§ Exercise requirements
Scan the lines below; pull out those with "color".
* * *
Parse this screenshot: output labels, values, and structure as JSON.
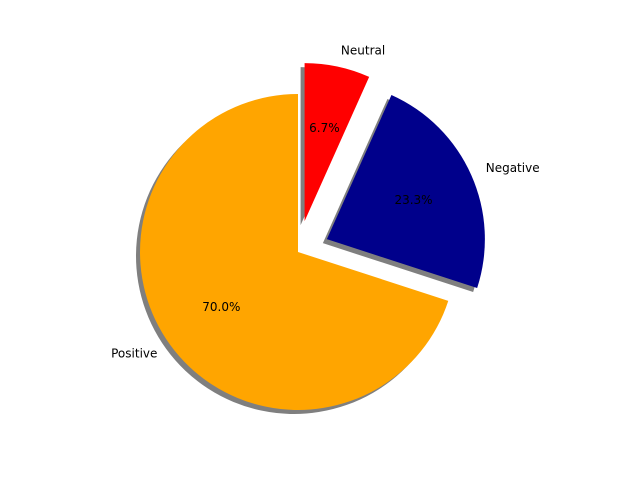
{
  "chart_data": {
    "type": "pie",
    "title": "",
    "slices": [
      {
        "label": "Positive",
        "value": 70.0,
        "pct_label": "70.0%",
        "color": "#FFA500",
        "exploded": false
      },
      {
        "label": "Negative",
        "value": 23.3,
        "pct_label": "23.3%",
        "color": "#00008B",
        "exploded": true
      },
      {
        "label": "Neutral",
        "value": 6.7,
        "pct_label": "6.7%",
        "color": "#FF0000",
        "exploded": true
      }
    ],
    "start_angle_deg": 90,
    "direction": "counterclockwise",
    "shadow": true
  }
}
* * *
§ Answer for the task
        "color": "#FFA500",
        "color": "#00008B",
        "color": "#FF0000",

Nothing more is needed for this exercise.